━━━━━ DATA FOR THE TASK
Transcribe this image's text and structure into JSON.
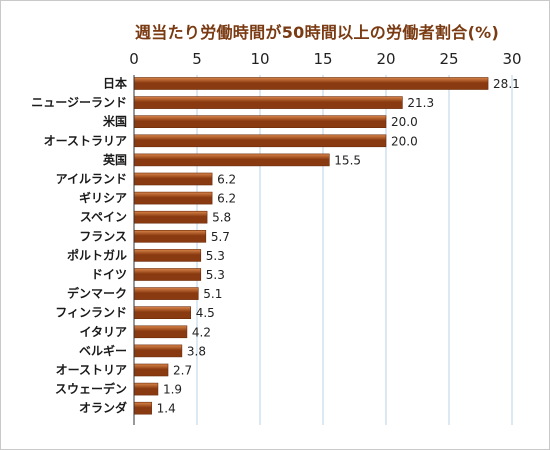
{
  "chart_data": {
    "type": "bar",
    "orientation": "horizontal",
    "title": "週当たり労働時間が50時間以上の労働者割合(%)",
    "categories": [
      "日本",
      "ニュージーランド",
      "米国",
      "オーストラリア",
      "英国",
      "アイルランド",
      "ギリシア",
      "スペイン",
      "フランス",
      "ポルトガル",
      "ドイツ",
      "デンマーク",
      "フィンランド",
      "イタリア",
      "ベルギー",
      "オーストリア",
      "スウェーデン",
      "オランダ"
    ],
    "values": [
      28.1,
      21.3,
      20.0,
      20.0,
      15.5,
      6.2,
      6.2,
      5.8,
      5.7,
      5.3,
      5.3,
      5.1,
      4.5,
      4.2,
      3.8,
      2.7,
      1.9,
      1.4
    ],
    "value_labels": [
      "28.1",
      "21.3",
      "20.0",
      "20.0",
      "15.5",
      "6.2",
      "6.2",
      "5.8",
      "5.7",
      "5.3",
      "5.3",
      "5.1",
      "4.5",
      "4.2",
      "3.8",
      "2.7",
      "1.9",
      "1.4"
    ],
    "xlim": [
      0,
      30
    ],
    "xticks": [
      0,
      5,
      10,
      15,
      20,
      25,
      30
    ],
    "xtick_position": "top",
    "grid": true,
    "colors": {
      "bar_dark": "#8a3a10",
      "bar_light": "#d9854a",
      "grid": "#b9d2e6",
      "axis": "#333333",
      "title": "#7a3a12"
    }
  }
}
━━━━━━━━━━
━━━━━ DATA FOR THE TASK
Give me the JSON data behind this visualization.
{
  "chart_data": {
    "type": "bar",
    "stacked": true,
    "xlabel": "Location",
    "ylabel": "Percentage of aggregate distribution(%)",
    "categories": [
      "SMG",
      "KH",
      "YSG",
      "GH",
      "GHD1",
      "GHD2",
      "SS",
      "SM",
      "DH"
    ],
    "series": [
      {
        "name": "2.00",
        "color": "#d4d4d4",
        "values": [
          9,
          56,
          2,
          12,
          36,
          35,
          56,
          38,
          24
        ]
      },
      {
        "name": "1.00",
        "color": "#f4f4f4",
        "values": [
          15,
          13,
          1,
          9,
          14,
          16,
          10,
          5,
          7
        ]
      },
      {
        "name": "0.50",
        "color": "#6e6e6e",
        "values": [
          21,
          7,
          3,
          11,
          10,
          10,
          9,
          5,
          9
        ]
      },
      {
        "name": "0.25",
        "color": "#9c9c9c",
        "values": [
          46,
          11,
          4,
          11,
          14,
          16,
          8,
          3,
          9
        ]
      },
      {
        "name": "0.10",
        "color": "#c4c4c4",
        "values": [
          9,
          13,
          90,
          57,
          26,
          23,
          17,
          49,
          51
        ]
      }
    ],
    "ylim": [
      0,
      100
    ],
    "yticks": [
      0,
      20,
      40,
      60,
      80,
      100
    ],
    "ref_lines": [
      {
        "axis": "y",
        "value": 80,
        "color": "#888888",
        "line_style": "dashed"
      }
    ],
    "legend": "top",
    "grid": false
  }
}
━━━━━━━━━━
WHAT IS NEEDED: Report only how many lines of the listing hold the word "name".

ANSWER FOR THE TASK: 5